Filter the records below for the word "color". Copy each line that holds it.

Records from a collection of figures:
-*-

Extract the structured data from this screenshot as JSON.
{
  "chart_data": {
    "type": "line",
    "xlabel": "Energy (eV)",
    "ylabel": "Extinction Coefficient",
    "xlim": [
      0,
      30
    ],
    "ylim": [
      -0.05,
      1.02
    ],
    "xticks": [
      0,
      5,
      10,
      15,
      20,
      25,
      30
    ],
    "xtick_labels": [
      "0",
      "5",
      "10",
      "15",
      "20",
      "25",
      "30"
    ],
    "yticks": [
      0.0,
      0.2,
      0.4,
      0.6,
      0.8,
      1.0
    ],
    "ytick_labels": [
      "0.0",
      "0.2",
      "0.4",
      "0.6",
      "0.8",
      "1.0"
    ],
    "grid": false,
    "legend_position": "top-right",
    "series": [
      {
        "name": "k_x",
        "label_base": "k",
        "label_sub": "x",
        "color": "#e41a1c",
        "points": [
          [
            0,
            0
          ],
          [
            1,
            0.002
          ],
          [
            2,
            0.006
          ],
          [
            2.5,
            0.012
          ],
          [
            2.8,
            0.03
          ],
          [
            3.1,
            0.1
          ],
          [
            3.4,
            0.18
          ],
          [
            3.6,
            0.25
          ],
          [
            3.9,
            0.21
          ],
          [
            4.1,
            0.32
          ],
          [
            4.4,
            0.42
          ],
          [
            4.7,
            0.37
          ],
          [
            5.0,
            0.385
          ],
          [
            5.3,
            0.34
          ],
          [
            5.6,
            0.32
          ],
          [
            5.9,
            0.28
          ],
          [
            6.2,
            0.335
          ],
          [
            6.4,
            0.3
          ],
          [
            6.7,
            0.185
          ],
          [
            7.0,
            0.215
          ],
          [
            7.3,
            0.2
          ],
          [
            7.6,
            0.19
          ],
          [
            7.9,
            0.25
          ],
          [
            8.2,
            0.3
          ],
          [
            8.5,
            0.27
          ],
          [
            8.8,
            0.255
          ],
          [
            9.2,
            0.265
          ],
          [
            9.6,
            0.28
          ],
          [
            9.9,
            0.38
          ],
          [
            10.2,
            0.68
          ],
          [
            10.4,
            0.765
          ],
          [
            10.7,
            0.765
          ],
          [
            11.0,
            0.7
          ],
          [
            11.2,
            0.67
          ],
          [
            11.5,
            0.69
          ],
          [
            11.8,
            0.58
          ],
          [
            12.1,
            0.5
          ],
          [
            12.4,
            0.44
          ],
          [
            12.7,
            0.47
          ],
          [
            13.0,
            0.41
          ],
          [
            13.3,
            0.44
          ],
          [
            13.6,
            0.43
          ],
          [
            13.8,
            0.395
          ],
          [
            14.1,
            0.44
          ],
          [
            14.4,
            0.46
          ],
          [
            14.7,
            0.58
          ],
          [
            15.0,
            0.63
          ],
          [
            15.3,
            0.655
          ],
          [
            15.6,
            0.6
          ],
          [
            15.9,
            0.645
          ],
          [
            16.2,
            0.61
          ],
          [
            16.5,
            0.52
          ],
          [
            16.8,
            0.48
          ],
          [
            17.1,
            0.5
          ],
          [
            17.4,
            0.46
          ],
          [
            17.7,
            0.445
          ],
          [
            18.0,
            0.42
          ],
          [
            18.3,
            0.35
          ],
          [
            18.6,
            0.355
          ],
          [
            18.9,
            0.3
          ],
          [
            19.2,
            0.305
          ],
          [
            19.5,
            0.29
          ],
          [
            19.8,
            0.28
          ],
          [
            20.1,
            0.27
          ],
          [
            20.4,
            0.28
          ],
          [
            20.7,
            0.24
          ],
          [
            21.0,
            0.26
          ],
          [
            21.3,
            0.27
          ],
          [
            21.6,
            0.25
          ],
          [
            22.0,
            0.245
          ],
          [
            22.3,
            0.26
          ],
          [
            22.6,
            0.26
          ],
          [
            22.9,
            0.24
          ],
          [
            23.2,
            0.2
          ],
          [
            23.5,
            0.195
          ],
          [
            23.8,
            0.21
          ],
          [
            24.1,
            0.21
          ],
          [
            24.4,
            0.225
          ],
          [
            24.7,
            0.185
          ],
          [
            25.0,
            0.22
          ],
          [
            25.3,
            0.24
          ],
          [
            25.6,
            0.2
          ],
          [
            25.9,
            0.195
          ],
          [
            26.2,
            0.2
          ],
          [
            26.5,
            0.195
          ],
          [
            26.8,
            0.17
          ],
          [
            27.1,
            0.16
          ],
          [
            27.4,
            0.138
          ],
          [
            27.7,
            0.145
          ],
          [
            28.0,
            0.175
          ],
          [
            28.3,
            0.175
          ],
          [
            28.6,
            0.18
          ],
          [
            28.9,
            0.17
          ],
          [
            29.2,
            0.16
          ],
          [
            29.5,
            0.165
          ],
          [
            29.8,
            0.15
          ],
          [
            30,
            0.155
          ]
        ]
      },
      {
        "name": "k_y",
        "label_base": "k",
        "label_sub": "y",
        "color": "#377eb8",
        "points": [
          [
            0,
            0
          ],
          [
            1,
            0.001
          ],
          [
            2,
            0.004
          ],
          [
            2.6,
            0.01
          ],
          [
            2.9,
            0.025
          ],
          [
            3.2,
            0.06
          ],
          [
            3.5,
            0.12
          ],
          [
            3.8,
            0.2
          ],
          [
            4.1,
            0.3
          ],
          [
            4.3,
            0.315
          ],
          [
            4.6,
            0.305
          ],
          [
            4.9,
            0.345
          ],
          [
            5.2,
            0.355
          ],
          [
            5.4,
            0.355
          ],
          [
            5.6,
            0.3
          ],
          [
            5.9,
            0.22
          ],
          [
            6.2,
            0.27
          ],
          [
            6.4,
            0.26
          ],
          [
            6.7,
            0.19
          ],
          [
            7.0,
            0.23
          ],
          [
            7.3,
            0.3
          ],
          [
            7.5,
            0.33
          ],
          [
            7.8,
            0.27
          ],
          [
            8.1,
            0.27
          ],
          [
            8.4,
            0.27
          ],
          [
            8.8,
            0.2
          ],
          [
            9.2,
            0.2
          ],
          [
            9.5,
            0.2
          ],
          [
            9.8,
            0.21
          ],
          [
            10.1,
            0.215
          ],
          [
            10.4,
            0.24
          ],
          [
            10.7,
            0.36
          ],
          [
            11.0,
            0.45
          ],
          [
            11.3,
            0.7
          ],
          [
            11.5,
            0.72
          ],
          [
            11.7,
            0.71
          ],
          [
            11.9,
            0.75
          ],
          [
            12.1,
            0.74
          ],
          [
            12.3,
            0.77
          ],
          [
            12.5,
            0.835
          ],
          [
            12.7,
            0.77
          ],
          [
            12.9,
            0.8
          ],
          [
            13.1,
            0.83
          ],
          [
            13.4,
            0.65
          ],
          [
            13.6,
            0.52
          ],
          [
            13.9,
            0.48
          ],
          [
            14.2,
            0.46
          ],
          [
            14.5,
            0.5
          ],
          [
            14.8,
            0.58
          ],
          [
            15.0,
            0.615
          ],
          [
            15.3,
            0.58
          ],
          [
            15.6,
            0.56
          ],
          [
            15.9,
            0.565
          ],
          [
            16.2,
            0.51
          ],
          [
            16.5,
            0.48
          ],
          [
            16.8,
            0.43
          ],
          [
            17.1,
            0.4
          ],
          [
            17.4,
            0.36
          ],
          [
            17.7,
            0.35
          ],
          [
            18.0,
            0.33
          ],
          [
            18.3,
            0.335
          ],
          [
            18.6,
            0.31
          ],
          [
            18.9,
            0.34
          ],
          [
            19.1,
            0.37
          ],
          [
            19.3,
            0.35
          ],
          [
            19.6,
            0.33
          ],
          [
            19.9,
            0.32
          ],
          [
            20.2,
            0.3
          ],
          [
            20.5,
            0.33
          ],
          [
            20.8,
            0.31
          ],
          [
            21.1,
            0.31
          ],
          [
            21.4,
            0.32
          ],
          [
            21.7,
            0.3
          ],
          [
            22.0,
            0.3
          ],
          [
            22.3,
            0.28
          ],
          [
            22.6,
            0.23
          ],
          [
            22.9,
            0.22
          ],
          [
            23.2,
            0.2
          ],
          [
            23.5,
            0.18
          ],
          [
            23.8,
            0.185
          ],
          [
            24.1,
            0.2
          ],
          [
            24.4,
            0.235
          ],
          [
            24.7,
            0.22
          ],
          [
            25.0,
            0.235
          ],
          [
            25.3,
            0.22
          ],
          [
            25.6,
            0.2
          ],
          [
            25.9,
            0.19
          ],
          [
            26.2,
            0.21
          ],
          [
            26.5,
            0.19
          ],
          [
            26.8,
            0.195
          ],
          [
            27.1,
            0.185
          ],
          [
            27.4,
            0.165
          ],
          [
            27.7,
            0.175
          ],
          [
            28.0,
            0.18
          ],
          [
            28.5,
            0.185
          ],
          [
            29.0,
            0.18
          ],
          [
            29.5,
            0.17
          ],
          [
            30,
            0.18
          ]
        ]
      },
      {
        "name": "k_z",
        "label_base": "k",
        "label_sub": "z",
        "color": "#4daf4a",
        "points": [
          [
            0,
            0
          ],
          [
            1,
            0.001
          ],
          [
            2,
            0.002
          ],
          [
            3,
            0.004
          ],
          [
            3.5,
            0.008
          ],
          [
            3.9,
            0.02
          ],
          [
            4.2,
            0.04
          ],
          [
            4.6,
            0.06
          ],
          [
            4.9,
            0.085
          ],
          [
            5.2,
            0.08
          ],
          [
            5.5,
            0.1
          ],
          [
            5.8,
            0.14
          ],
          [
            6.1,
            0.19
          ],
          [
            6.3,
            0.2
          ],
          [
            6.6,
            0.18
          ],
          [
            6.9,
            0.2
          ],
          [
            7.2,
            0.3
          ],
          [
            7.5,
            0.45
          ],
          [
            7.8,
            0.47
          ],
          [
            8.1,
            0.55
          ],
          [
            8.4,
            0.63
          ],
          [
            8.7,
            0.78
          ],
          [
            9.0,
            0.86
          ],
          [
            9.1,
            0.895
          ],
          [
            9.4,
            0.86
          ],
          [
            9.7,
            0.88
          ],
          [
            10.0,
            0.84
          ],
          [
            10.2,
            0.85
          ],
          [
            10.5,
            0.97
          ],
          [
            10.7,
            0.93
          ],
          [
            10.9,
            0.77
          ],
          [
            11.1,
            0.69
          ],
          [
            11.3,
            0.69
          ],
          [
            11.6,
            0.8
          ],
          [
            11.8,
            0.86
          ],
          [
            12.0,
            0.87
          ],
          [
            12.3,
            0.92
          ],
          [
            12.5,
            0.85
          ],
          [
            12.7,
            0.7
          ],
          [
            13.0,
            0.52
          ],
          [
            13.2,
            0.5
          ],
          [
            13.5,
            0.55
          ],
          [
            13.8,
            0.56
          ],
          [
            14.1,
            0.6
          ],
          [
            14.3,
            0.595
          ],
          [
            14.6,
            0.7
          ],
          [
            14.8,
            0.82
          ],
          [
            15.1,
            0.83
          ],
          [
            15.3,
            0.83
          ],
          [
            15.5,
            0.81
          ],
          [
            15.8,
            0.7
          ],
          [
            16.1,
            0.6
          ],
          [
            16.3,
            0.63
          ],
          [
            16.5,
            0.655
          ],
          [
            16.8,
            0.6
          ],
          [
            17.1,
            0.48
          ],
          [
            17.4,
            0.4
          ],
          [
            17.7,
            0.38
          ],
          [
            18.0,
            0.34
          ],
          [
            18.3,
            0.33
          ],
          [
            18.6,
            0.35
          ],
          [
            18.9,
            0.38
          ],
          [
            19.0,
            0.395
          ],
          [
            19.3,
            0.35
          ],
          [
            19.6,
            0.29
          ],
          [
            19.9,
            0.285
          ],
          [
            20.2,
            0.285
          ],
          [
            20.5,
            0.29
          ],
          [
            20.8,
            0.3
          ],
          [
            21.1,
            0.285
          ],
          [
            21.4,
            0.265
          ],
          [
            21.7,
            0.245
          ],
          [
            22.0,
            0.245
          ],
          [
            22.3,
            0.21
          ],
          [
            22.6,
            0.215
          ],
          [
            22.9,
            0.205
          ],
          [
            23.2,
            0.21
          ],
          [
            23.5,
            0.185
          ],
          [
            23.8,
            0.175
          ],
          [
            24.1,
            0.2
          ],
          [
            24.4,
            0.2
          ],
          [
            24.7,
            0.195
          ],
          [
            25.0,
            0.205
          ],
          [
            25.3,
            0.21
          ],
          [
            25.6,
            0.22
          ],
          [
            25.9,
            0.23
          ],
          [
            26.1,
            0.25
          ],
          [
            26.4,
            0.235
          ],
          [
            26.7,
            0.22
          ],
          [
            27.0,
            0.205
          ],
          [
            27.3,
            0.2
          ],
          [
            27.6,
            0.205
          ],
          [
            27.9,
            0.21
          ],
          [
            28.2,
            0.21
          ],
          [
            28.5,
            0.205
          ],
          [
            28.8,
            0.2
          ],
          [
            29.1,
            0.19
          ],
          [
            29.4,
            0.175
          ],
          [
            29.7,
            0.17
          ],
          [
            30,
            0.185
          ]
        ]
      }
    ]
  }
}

-*-

▶ **EXPECTED ANSWER**
        "color": "#e41a1c",
        "color": "#377eb8",
        "color": "#4daf4a",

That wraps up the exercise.